Update the entries starting at the line that has "y-tick-label: -4 bbox=[103, 464, 117, 481]" and stopping after the line that has "ppu-status-value: Idle bbox=[1471, 309, 1501, 330]": replace "Voltage" with "Amplitude" and leave everything else unchanged. Return only those lines.

■ ■ ■ ■ ■ ■ ■

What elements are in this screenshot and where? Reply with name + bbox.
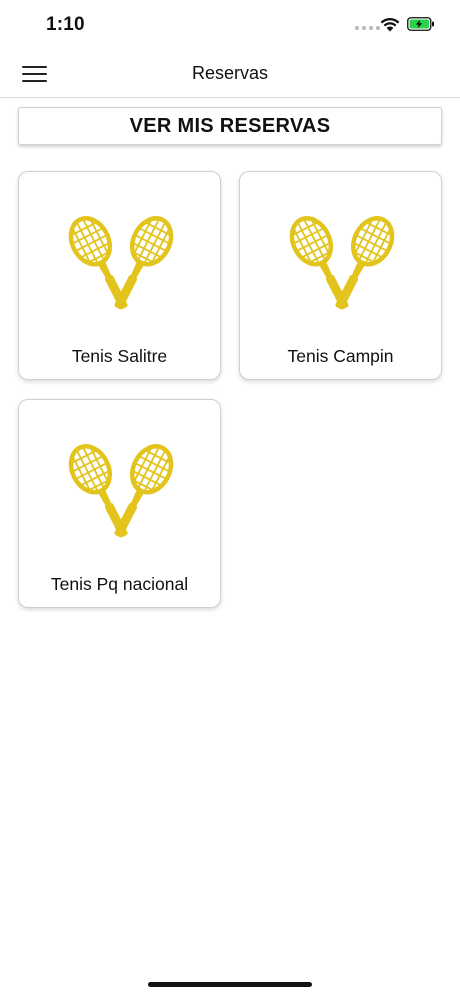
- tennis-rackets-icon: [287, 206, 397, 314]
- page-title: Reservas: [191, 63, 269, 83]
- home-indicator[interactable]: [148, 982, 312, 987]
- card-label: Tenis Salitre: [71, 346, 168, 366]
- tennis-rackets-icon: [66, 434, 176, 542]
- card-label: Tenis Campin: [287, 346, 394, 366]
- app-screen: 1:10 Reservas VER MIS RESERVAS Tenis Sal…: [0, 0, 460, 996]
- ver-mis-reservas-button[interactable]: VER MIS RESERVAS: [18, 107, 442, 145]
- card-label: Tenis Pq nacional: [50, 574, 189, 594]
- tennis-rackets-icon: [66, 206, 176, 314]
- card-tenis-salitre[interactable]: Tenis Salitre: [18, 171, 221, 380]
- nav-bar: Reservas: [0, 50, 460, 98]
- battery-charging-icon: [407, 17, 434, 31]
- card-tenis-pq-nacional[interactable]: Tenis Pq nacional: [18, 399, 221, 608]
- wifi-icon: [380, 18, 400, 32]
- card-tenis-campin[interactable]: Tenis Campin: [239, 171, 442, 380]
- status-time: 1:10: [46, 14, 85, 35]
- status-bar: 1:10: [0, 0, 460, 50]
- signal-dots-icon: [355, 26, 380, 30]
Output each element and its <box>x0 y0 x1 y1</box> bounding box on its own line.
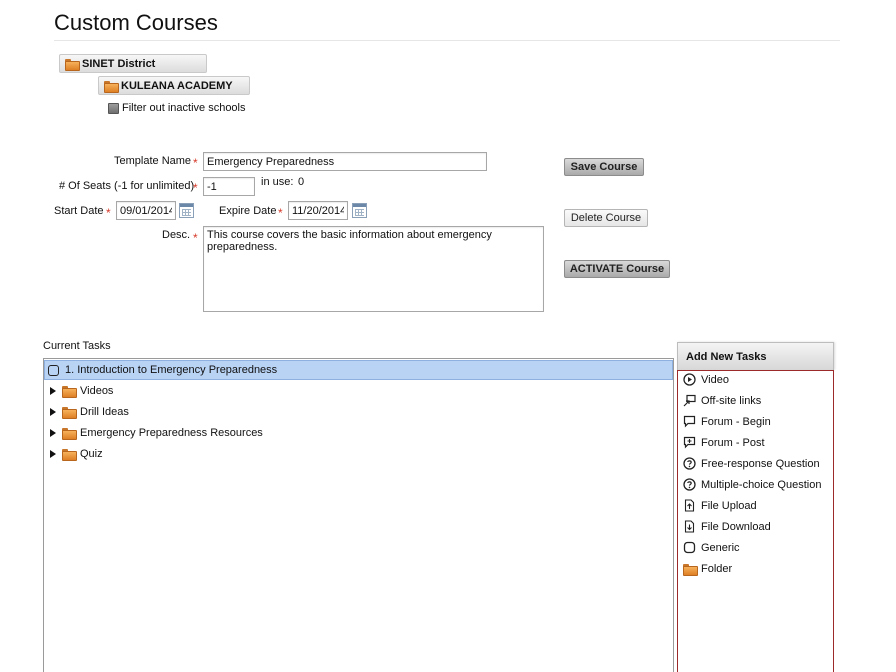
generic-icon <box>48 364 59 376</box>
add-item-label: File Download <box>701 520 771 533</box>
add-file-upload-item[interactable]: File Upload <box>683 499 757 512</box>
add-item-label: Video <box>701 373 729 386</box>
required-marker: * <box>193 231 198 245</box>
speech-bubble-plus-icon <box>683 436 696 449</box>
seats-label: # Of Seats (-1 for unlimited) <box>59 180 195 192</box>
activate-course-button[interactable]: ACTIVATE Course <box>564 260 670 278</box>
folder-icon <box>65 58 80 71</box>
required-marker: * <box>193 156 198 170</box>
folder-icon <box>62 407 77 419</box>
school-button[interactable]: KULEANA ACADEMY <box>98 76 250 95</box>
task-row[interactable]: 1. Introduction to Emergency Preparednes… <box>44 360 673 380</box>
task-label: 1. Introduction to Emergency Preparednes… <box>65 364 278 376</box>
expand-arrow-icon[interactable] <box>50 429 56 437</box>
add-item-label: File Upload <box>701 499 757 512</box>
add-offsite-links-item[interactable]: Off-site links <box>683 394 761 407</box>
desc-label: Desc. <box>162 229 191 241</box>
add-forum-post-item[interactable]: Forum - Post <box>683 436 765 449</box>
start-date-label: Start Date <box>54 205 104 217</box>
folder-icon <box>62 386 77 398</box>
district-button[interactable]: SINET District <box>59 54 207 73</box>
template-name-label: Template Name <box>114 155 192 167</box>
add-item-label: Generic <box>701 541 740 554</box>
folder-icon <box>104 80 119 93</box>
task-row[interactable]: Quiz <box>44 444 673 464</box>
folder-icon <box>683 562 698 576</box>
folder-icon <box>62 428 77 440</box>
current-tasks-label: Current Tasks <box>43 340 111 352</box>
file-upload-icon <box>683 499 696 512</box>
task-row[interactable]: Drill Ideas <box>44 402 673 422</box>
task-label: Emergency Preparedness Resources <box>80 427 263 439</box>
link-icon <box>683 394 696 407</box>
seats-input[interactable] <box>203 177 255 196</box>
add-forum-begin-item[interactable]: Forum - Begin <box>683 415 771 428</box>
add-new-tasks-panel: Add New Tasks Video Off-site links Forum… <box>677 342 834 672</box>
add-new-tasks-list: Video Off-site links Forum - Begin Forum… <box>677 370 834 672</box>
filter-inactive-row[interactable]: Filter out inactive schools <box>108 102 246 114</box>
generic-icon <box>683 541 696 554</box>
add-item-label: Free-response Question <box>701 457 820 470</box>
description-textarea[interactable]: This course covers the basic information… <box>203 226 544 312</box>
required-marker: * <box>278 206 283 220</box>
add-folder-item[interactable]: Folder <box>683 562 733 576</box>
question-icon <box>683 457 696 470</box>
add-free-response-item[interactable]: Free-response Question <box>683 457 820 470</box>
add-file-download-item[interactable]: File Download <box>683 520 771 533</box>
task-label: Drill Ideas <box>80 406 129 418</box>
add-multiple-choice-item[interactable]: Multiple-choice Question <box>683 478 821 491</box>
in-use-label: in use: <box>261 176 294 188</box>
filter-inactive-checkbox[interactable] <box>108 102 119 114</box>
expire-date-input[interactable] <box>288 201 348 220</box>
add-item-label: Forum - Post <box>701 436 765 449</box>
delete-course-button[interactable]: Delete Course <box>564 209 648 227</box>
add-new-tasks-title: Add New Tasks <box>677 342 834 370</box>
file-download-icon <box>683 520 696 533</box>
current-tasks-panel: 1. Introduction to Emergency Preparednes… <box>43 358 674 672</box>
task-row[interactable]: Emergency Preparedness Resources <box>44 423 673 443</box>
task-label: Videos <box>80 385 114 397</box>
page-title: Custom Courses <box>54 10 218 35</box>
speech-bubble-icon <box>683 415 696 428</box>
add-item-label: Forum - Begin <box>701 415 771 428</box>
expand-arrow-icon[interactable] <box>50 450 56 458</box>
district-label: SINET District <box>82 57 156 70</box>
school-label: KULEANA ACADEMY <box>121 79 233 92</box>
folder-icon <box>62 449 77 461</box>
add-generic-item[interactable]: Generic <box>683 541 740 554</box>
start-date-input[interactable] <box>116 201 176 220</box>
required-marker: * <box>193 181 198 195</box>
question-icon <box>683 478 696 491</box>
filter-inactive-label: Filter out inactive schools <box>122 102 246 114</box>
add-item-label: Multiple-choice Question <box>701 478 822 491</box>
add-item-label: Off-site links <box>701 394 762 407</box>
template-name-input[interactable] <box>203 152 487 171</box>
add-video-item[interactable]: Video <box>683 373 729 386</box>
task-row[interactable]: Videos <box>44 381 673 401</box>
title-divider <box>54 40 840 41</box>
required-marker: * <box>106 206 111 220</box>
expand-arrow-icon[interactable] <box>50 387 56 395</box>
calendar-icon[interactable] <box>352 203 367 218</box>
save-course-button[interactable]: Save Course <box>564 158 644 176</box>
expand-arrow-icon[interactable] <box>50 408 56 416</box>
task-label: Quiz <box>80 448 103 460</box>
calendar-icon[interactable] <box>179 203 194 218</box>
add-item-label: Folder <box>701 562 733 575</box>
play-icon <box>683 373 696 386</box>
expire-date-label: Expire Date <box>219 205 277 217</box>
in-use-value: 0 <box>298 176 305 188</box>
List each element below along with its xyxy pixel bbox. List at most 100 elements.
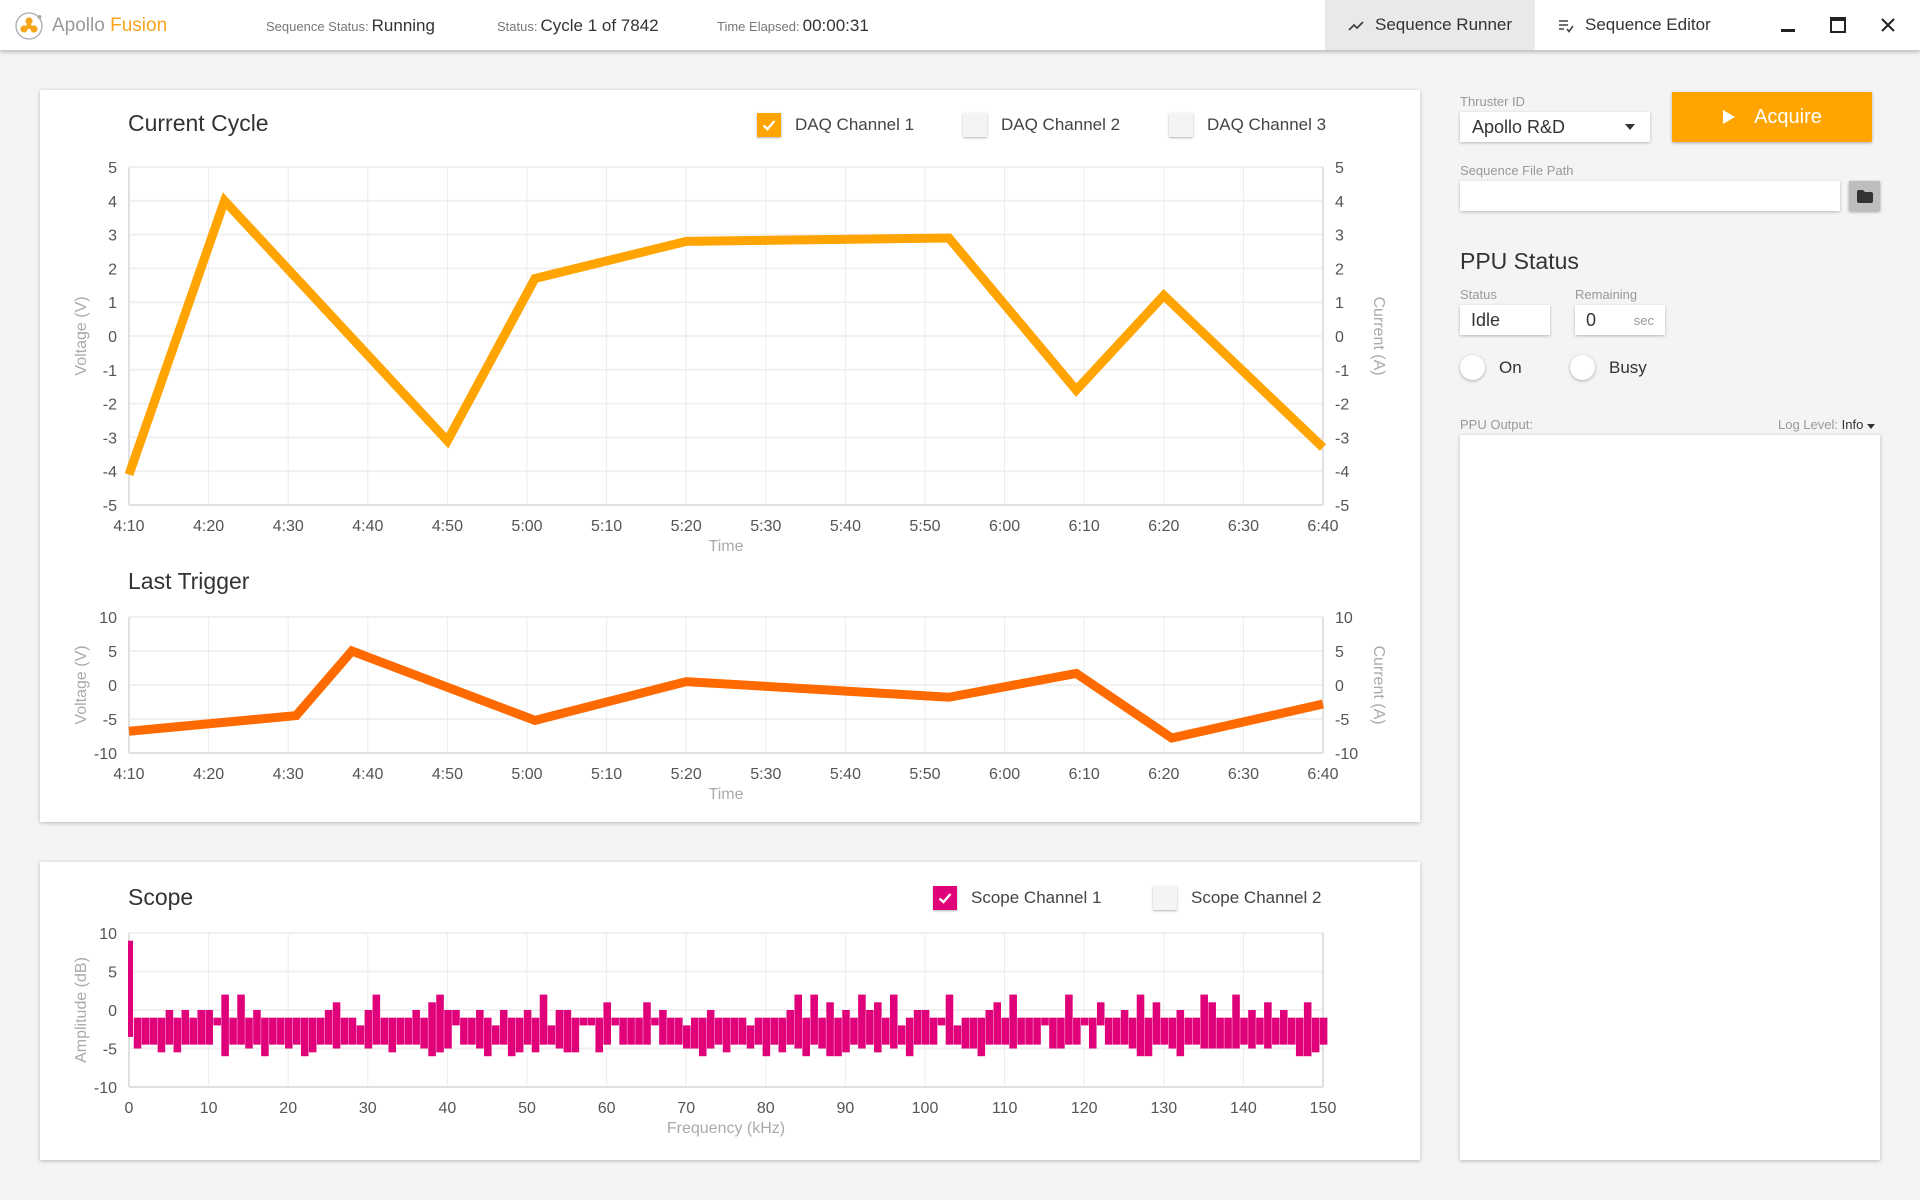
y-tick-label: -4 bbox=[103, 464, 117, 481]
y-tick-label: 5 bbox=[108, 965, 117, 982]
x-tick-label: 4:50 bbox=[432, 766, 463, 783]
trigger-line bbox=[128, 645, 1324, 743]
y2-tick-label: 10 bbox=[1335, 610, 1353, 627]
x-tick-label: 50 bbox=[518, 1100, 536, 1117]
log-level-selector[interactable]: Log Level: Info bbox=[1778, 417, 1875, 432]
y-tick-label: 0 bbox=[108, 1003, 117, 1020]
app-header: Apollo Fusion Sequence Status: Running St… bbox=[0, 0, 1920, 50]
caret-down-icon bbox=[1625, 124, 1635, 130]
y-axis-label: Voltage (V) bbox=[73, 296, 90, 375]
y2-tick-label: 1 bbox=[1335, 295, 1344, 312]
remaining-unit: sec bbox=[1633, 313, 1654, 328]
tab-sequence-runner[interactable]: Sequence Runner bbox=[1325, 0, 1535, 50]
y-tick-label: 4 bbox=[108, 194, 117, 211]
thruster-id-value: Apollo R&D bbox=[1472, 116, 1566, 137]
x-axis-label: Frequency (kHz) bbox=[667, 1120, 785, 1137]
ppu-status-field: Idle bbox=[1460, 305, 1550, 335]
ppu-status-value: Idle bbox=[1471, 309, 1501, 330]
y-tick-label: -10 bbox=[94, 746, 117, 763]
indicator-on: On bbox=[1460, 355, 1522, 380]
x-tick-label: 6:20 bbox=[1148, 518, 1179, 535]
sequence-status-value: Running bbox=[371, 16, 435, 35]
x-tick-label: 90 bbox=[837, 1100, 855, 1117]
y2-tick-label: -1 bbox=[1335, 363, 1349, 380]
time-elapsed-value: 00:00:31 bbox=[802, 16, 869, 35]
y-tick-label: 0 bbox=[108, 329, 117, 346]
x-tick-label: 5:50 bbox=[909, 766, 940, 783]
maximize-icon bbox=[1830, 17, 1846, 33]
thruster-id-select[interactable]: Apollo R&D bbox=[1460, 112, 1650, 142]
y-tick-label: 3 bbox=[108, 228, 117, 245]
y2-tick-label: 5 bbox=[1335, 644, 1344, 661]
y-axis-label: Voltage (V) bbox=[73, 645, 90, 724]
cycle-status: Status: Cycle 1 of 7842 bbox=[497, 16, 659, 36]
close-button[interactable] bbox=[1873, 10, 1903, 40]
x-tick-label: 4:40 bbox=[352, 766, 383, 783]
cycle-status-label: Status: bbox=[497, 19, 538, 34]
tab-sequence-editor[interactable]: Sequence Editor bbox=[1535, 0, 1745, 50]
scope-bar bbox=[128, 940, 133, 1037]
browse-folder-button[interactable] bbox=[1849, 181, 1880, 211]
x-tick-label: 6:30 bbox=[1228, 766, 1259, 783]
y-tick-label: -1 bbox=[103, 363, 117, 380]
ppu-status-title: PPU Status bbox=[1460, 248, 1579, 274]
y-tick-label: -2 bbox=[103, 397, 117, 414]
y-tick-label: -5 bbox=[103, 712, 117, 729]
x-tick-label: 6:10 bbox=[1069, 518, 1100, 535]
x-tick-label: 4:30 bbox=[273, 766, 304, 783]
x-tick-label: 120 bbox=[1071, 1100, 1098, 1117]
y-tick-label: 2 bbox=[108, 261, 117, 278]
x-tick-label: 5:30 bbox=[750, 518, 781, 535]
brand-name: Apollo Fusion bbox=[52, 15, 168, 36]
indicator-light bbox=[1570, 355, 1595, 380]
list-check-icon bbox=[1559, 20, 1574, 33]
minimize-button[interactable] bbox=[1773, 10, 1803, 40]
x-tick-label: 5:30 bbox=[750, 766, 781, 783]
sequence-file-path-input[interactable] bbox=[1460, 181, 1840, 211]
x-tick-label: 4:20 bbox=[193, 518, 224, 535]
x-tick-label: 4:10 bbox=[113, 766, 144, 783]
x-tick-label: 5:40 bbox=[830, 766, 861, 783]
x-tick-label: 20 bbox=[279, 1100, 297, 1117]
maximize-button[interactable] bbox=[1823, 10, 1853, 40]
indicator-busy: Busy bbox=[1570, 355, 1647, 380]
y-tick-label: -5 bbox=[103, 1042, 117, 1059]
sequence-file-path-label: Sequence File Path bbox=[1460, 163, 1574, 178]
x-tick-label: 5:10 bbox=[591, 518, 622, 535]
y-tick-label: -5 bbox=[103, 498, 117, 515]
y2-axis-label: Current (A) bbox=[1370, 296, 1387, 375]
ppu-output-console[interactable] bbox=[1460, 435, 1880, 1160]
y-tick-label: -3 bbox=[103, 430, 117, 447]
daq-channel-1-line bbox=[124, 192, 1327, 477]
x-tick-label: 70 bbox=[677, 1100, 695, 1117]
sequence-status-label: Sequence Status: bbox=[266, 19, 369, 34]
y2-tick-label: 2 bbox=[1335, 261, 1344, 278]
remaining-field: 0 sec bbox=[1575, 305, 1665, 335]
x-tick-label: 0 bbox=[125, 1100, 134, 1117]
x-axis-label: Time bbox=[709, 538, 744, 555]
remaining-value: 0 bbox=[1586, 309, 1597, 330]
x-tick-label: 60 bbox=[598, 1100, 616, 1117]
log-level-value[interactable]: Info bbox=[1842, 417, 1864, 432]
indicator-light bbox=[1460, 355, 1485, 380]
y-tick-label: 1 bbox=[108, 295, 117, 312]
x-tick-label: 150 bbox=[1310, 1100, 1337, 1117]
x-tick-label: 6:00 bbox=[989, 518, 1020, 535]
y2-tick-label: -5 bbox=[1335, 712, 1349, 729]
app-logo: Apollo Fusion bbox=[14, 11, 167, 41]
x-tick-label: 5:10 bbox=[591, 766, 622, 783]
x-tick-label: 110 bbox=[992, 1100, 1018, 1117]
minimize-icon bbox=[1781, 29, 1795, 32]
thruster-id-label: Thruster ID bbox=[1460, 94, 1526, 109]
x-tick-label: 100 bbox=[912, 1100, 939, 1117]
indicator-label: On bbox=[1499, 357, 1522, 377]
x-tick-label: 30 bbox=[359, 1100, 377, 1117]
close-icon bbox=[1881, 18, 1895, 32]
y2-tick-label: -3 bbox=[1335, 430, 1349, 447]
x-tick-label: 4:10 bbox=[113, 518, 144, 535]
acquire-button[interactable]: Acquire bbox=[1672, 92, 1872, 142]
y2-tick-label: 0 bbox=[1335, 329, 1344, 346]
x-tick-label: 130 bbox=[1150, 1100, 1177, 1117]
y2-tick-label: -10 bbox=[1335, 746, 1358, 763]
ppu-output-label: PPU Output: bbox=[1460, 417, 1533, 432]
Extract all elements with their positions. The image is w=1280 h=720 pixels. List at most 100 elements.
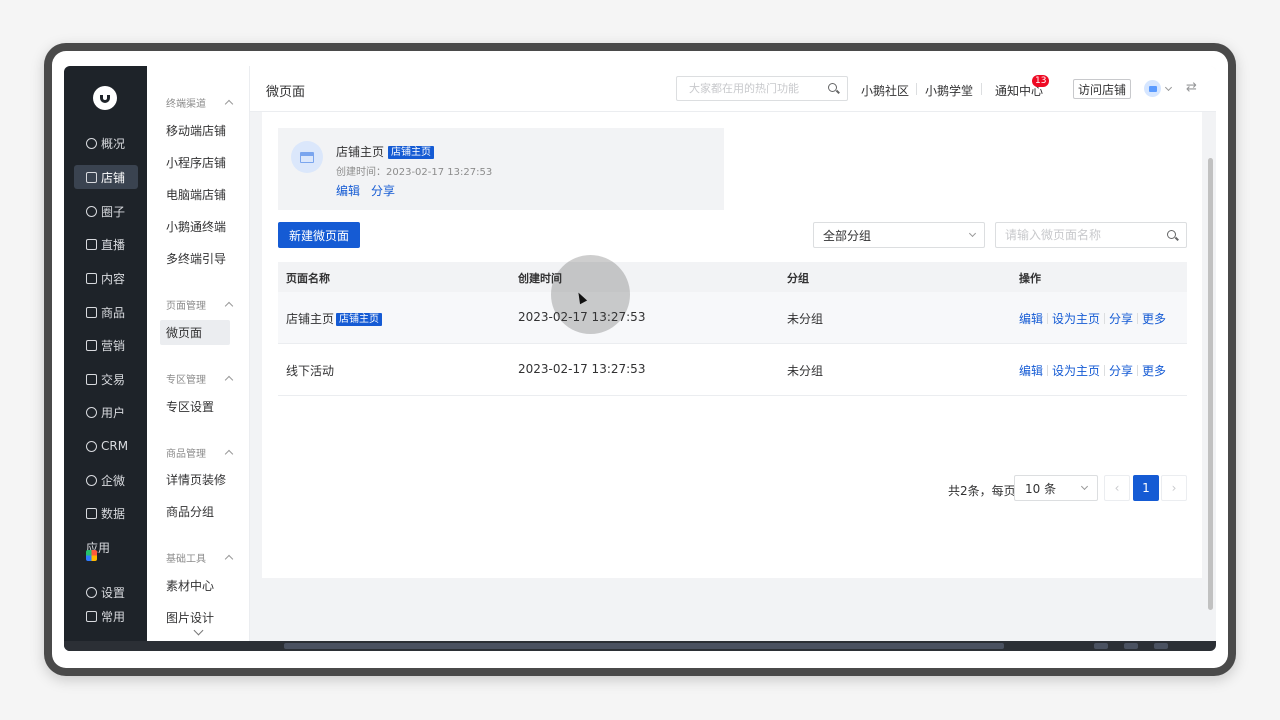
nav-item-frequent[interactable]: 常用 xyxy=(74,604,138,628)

■ ■ ■ ■ ■ ■ ■

» EXERCISE OUTPUT
y-tick-label: -4 bbox=[103, 464, 117, 481]
y-tick-label: 5 bbox=[108, 965, 117, 982]
x-tick-label: 4:50 bbox=[432, 766, 463, 783]
trigger-line bbox=[128, 645, 1324, 743]
y2-tick-label: 10 bbox=[1335, 610, 1353, 627]
x-tick-label: 50 bbox=[518, 1100, 536, 1117]
log-level-selector[interactable]: Log Level: Info bbox=[1778, 417, 1875, 432]
y-tick-label: 0 bbox=[108, 1003, 117, 1020]
app-header: Apollo Fusion Sequence Status: Running St… bbox=[0, 0, 1920, 50]
caret-down-icon bbox=[1625, 124, 1635, 130]
y-axis-label: Amplitude (V) bbox=[73, 296, 90, 375]
y2-tick-label: 1 bbox=[1335, 295, 1344, 312]
remaining-unit: sec bbox=[1633, 313, 1654, 328]
tab-sequence-runner[interactable]: Sequence Runner bbox=[1325, 0, 1535, 50]
y-tick-label: 4 bbox=[108, 194, 117, 211]
thruster-id-value: Apollo R&D bbox=[1472, 116, 1566, 137]
x-axis-label: Frequency (kHz) bbox=[667, 1120, 785, 1137]
ppu-status-field: Idle bbox=[1460, 305, 1550, 335]
ppu-status-value: Idle bbox=[1471, 309, 1501, 330]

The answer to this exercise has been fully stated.